__TASK GOAL__. Your task is to repeat the records exactly from the line containing "Output a JSON" onward, through the final line.
* start INPUT MATERIAL *
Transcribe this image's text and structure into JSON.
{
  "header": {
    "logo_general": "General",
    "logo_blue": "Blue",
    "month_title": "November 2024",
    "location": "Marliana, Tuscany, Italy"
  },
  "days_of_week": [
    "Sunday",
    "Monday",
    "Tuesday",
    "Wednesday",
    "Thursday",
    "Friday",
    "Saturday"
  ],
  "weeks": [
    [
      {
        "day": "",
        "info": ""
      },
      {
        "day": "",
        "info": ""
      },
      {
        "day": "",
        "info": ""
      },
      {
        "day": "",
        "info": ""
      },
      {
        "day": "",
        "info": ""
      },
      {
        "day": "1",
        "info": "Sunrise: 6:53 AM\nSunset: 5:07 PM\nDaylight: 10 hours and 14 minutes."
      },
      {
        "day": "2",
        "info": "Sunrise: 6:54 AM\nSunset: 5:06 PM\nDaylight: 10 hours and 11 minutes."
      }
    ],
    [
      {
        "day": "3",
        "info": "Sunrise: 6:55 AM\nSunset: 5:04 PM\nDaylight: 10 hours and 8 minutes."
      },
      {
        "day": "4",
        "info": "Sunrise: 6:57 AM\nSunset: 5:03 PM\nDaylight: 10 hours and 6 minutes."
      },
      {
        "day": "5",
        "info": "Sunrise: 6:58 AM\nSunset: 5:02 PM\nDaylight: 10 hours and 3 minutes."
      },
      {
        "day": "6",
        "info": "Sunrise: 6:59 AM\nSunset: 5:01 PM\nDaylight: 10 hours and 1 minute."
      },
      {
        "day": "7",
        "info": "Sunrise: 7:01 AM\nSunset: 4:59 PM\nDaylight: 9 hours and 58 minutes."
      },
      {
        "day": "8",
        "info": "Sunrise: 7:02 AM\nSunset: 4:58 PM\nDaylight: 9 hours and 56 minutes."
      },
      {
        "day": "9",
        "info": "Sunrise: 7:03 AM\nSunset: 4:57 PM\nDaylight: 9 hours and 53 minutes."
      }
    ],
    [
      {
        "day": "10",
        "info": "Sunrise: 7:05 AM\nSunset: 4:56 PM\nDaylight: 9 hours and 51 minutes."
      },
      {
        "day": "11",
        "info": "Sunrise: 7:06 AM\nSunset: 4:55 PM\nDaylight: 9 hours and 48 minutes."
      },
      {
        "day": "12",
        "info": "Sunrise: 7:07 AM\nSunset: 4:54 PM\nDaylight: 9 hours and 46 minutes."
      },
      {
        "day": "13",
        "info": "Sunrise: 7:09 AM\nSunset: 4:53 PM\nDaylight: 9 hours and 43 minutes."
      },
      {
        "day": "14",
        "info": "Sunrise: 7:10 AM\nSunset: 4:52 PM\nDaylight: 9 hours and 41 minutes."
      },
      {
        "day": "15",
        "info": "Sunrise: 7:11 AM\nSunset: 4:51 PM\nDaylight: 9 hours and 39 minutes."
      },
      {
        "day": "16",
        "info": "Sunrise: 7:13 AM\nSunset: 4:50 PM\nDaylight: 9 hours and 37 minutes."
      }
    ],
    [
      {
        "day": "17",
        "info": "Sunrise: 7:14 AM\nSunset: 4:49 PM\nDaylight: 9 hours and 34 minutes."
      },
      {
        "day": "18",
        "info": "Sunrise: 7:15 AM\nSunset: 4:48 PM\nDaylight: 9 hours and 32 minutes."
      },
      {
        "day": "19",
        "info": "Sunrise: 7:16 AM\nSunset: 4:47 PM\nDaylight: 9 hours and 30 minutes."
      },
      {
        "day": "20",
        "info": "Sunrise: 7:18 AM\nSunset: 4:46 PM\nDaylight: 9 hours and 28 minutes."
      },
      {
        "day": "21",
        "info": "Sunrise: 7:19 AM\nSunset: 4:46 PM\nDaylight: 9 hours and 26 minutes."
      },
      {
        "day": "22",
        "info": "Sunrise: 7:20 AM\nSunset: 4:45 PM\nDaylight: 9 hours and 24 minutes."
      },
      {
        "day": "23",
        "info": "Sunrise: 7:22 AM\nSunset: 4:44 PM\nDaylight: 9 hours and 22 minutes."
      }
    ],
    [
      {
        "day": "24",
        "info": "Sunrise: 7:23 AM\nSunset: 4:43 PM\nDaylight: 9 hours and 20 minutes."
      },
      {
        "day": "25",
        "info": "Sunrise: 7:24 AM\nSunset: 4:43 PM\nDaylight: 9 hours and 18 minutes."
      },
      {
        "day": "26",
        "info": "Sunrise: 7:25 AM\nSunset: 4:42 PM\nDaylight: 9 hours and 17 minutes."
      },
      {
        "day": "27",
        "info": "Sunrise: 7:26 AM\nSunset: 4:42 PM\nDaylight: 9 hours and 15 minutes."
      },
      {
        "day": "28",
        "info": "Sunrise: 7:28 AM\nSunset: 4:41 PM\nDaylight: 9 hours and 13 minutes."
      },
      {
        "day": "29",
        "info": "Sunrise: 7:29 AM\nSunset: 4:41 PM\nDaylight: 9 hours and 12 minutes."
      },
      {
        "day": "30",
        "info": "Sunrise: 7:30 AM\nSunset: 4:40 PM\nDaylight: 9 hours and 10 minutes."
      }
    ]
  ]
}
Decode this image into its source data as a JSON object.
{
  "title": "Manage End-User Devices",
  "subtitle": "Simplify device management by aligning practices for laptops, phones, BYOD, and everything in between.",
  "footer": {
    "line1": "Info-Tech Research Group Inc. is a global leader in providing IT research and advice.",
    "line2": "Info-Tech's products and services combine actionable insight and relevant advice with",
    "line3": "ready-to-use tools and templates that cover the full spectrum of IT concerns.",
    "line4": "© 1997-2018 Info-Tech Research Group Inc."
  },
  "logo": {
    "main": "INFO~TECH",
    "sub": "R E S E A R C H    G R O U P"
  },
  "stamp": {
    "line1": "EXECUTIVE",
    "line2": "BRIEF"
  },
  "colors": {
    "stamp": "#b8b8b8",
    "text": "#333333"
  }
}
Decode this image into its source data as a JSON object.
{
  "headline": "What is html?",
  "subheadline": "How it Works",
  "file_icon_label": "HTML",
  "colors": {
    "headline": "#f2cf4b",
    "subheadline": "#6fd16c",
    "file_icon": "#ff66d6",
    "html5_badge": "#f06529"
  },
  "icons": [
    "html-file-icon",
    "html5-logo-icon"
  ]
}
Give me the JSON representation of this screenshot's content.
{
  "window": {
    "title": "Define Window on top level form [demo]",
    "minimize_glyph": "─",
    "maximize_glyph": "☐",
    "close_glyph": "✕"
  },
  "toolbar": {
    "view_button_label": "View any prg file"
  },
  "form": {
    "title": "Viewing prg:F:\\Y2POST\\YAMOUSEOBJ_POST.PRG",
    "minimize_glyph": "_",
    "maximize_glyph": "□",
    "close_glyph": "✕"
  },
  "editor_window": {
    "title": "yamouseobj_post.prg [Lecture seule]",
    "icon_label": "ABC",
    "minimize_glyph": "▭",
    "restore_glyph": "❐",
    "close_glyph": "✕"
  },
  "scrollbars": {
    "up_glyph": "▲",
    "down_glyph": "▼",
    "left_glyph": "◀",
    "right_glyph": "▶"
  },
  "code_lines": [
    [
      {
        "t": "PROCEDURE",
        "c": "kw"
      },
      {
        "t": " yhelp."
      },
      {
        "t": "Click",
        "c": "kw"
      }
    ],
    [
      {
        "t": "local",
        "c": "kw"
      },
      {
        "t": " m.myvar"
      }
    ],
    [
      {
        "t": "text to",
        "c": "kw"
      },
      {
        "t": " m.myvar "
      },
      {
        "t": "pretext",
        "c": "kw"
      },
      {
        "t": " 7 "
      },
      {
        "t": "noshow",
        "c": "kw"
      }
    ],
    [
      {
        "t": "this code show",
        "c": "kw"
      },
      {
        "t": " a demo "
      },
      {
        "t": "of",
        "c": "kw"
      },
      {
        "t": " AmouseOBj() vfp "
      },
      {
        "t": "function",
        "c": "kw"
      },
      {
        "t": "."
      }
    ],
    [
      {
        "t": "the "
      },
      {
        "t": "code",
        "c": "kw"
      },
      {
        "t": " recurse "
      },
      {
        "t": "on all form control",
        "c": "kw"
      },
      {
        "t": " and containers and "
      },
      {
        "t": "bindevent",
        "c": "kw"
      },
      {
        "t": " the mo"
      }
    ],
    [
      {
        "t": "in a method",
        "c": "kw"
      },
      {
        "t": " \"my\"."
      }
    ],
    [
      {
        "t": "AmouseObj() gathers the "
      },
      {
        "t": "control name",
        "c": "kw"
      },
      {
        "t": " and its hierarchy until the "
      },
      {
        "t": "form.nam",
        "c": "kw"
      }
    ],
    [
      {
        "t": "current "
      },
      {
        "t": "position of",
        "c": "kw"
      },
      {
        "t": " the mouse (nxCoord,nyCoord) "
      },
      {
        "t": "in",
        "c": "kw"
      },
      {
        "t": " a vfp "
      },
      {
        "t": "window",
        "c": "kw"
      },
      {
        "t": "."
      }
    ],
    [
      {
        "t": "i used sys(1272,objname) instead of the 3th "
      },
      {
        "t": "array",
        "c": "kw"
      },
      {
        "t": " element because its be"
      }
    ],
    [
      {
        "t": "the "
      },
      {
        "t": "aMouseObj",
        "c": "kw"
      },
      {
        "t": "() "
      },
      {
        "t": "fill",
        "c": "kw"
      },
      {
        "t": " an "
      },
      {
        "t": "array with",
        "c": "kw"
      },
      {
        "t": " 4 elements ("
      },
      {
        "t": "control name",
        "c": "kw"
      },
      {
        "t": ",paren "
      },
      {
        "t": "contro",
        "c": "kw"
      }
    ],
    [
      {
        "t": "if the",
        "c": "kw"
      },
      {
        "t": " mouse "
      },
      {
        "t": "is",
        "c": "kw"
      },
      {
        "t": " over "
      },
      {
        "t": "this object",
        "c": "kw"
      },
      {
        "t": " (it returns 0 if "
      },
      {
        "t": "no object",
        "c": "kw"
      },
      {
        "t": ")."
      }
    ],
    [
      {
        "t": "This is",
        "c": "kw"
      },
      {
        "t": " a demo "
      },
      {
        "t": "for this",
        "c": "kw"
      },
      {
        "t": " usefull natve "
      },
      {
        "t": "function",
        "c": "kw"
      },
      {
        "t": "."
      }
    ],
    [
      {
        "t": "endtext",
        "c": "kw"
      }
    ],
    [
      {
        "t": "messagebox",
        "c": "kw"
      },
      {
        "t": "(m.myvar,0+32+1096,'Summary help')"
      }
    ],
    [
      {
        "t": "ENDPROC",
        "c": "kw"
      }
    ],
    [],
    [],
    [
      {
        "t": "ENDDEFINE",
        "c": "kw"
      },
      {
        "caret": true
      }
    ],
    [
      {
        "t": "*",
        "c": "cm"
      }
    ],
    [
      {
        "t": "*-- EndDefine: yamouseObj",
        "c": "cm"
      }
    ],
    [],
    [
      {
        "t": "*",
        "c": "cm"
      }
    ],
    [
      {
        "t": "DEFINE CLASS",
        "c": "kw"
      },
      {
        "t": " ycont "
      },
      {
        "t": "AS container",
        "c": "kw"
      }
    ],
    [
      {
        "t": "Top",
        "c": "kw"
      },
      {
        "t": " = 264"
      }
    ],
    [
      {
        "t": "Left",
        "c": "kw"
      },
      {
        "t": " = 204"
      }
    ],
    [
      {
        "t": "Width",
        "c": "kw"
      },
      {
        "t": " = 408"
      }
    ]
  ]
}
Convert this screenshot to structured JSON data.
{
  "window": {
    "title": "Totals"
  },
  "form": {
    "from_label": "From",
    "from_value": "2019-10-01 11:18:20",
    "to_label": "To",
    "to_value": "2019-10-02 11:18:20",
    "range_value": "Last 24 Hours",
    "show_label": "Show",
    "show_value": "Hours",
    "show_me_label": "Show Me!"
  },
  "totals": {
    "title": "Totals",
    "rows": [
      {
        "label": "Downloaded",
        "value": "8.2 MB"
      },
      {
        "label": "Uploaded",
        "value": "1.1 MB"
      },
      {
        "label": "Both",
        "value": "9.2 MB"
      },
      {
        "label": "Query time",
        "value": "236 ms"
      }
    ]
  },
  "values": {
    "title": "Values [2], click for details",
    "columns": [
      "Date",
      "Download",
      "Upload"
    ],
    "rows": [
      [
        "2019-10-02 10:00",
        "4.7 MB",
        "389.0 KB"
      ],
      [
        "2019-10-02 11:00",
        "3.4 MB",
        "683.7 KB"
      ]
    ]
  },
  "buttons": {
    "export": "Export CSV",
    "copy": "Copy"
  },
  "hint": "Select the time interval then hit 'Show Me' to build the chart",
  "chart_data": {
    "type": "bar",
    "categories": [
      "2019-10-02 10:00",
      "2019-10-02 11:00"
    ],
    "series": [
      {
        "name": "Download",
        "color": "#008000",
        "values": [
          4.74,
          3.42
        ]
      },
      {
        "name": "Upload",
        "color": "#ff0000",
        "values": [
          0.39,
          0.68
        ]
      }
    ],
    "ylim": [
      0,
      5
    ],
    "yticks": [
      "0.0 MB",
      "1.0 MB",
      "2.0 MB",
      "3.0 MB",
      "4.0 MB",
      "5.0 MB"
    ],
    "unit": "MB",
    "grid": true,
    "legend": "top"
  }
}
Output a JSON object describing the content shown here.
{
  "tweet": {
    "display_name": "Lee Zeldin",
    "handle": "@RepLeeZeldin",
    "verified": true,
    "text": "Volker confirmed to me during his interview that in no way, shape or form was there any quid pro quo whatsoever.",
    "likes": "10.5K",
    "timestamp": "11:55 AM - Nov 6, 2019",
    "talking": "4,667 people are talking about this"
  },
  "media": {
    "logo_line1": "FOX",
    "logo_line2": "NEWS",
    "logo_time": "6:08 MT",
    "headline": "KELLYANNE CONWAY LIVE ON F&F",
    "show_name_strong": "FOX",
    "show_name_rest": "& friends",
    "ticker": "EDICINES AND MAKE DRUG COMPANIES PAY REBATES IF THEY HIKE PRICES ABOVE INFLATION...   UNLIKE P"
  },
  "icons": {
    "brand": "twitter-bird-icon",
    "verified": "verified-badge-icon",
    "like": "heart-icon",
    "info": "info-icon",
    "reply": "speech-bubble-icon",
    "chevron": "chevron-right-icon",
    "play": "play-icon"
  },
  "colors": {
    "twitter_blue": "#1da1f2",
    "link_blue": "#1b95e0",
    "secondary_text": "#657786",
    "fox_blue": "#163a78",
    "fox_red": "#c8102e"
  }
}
* end INPUT MATERIAL *
__PROBLEM SOLUTION__.
Output a JSON object describing the content shown here.
{
  "tweet": {
    "display_name": "Lee Zeldin",
    "handle": "@RepLeeZeldin",
    "verified": true,
    "text": "Volker confirmed to me during his interview that in no way, shape or form was there any quid pro quo whatsoever.",
    "likes": "10.5K",
    "timestamp": "11:55 AM - Nov 6, 2019",
    "talking": "4,667 people are talking about this"
  },
  "media": {
    "logo_line1": "FOX",
    "logo_line2": "NEWS",
    "logo_time": "6:08 MT",
    "headline": "KELLYANNE CONWAY LIVE ON F&F",
    "show_name_strong": "FOX",
    "show_name_rest": "& friends",
    "ticker": "EDICINES AND MAKE DRUG COMPANIES PAY REBATES IF THEY HIKE PRICES ABOVE INFLATION...   UNLIKE P"
  },
  "icons": {
    "brand": "twitter-bird-icon",
    "verified": "verified-badge-icon",
    "like": "heart-icon",
    "info": "info-icon",
    "reply": "speech-bubble-icon",
    "chevron": "chevron-right-icon",
    "play": "play-icon"
  },
  "colors": {
    "twitter_blue": "#1da1f2",
    "link_blue": "#1b95e0",
    "secondary_text": "#657786",
    "fox_blue": "#163a78",
    "fox_red": "#c8102e"
  }
}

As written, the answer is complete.